Objective ▸
Search the listing below for the word "chance" and copy each line that holds it.

Data listing ▸
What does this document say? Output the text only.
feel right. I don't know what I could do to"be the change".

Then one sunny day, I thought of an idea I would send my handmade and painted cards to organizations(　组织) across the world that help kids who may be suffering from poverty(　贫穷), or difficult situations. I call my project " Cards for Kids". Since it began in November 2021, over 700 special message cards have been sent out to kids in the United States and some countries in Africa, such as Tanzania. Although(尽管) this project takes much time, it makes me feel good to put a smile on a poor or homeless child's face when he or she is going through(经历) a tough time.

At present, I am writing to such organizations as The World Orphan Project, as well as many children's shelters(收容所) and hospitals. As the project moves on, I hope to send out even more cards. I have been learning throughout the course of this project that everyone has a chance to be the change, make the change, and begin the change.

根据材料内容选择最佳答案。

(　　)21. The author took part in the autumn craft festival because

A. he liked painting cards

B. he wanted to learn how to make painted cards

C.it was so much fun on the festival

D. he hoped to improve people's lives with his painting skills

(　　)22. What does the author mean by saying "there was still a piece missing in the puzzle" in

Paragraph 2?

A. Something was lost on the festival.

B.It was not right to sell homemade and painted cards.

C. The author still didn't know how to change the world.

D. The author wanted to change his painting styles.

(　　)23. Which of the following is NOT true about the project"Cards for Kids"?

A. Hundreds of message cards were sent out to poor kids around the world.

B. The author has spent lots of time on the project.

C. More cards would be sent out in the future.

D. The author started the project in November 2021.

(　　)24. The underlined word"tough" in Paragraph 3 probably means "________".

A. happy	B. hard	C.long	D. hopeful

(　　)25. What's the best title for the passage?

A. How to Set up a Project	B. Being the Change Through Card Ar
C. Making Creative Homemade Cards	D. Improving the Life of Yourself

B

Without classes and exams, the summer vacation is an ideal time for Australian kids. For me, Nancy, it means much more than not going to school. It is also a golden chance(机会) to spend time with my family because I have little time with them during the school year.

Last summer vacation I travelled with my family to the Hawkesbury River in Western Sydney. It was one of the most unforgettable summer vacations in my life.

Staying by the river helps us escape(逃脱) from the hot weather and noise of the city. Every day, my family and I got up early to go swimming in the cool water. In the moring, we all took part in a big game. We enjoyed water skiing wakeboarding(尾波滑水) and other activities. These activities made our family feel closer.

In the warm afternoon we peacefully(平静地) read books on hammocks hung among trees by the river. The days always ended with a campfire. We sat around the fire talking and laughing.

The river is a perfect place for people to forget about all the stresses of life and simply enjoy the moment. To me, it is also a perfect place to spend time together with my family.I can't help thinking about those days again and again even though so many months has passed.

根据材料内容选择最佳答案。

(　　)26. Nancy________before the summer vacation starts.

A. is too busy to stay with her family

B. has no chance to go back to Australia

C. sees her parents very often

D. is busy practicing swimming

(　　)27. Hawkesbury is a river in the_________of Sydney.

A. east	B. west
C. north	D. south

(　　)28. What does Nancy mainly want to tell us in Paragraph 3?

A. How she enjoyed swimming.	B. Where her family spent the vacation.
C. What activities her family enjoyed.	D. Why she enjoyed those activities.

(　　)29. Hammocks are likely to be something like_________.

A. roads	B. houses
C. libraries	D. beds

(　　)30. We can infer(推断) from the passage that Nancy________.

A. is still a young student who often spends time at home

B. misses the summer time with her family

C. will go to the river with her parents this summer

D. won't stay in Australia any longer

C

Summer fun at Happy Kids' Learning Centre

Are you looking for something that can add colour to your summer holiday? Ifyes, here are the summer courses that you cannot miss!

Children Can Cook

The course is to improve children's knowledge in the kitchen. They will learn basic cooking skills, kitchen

Response for this exercise ▸
At present, I am writing to such organizations as The World Orphan Project, as well as many children's shelters(收容所) and hospitals. As the project moves on, I hope to send out even more cards. I have been learning throughout the course of this project that everyone has a chance to be the change, make the change, and begin the change.
Without classes and exams, the summer vacation is an ideal time for Australian kids. For me, Nancy, it means much more than not going to school. It is also a golden chance(机会) to spend time with my family because I have little time with them during the school year.
B. has no chance to go back to Australia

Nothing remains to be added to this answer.